Instruction:
Search the records that follow and extract every line containing the string "единства".

Provided information:
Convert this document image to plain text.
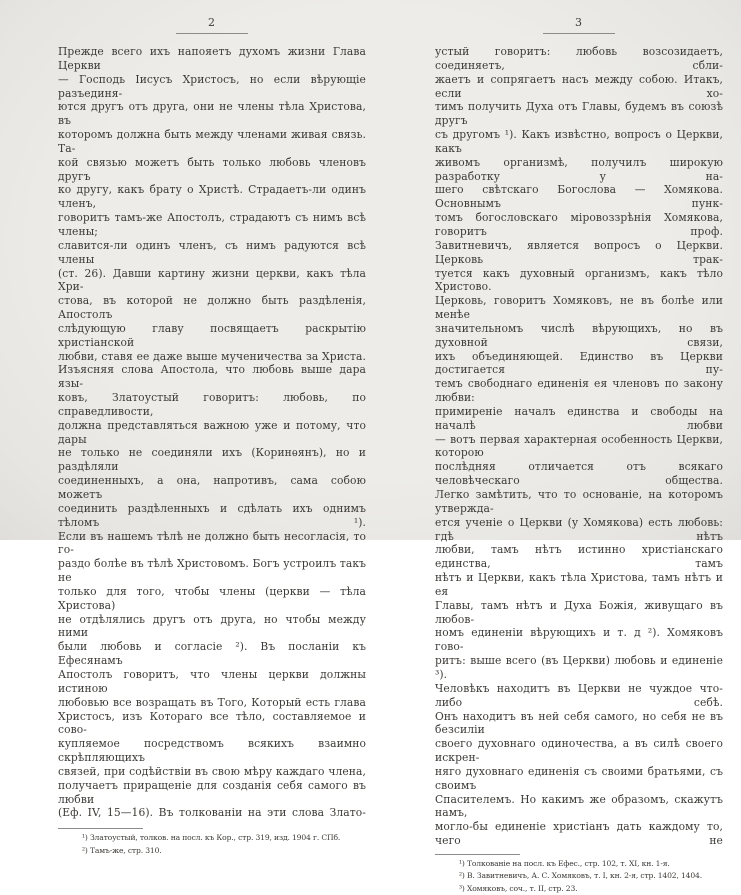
2
Прежде всего ихъ напояетъ духомъ жизни Глава Церкви
— Господь Іисусъ Христосъ, но если вѣрующіе разъединя-
ются другъ отъ друга, они не члены тѣла Христова, въ
которомъ должна быть между членами живая связь. Та-
кой связью можетъ быть только любовь членовъ другъ
ко другу, какъ брату о Христѣ. Страдаетъ-ли одинъ членъ,
говоритъ тамъ-же Апостолъ, страдаютъ съ нимъ всѣ члены;
славится-ли одинъ членъ, съ нимъ радуются всѣ члены
(ст. 26). Давши картину жизни церкви, какъ тѣла Хри-
стова, въ которой не должно быть раздѣленія, Апостолъ
слѣдующую главу посвящаетъ раскрытію христіанской
любви, ставя ее даже выше мученичества за Христа.
Изъясняя слова Апостола, что любовь выше дара язы-
ковъ, Златоустый говоритъ: любовь, по справедливости,
должна представляться важною уже и потому, что дары
не только не соединяли ихъ (Коринѳянъ), но и раздѣляли
соединенныхъ, а она, напротивъ, сама собою можетъ
соединить раздѣленныхъ и сдѣлать ихъ однимъ тѣломъ ¹).
Если въ нашемъ тѣлѣ не должно быть несогласія, то го-
раздо болѣе въ тѣлѣ Христовомъ. Богъ устроилъ такъ не
только для того, чтобы члены (церкви — тѣла Христова)
не отдѣлялись другъ отъ друга, но чтобы между ними
были любовь и согласіе ²). Въ посланіи къ Ефесянамъ
Апостолъ говоритъ, что члены церкви должны истиною
любовью все возращать въ Того, Который есть глава
Христосъ, изъ Котораго все тѣло, составляемое и сово-
купляемое посредствомъ всякихъ взаимно скрѣпляющихъ
связей, при содѣйствіи въ свою мѣру каждаго члена,
получаетъ приращеніе для созданія себя самого въ любви
(Еф. IV, 15—16). Въ толкованіи на эти слова Злато-
¹) Златоустый, толков. на посл. къ Кор., стр. 319, изд. 1904 г. СПб.
²) Тамъ-же, стр. 310.
3
устый говоритъ: любовь возсозидаетъ, соединяетъ, сбли-
жаетъ и сопрягаетъ насъ между собою. Итакъ, если хо-
тимъ получить Духа отъ Главы, будемъ въ союзѣ другъ
съ другомъ ¹). Какъ извѣстно, вопросъ о Церкви, какъ
живомъ организмѣ, получилъ широкую разработку у на-
шего свѣтскаго Богослова — Хомякова. Основнымъ пунк-
томъ богословскаго міровоззрѣнія Хомякова, говоритъ проф.
Завитневичъ, является вопросъ о Церкви. Церковь трак-
туется какъ духовный организмъ, какъ тѣло Христово.
Церковь, говоритъ Хомяковъ, не въ болѣе или менѣе
значительномъ числѣ вѣрующихъ, но въ духовной связи,
ихъ объединяющей. Единство въ Церкви достигается пу-
темъ свободнаго единенія ея членовъ по закону любви:
примиреніе началъ единства и свободы на началѣ любви
— вотъ первая характерная особенность Церкви, которою
послѣдняя отличается отъ всякаго человѣческаго общества.
Легко замѣтить, что то основаніе, на которомъ утвержда-
ется ученіе о Церкви (у Хомякова) есть любовь: гдѣ нѣтъ
любви, тамъ нѣтъ истинно христіанскаго единства, тамъ
нѣтъ и Церкви, какъ тѣла Христова, тамъ нѣтъ и ея
Главы, тамъ нѣтъ и Духа Божія, живущаго въ любов-
номъ единеніи вѣрующихъ и т. д ²). Хомяковъ гово-
ритъ: выше всего (въ Церкви) любовь и единеніе ³).
Человѣкъ находитъ въ Церкви не чуждое что-либо себѣ.
Онъ находитъ въ ней себя самого, но себя не въ безсиліи
своего духовнаго одиночества, а въ силѣ своего искрен-
няго духовнаго единенія съ своими братьями, съ своимъ
Спасителемъ. Но какимъ же образомъ, скажутъ намъ,
могло-бы единеніе христіанъ дать каждому то, чего не
¹) Толкованіе на посл. къ Ефес., стр. 102, т. XI, кн. 1-я.
²) В. Завитневичъ, А. С. Хомяковъ, т. I, кн. 2-я, стр. 1402, 1404.
³) Хомяковъ, соч., т. II, стр. 23.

Task solution:
примиреніе началъ единства и свободы на началѣ любви
любви, тамъ нѣтъ истинно христіанскаго единства, тамъ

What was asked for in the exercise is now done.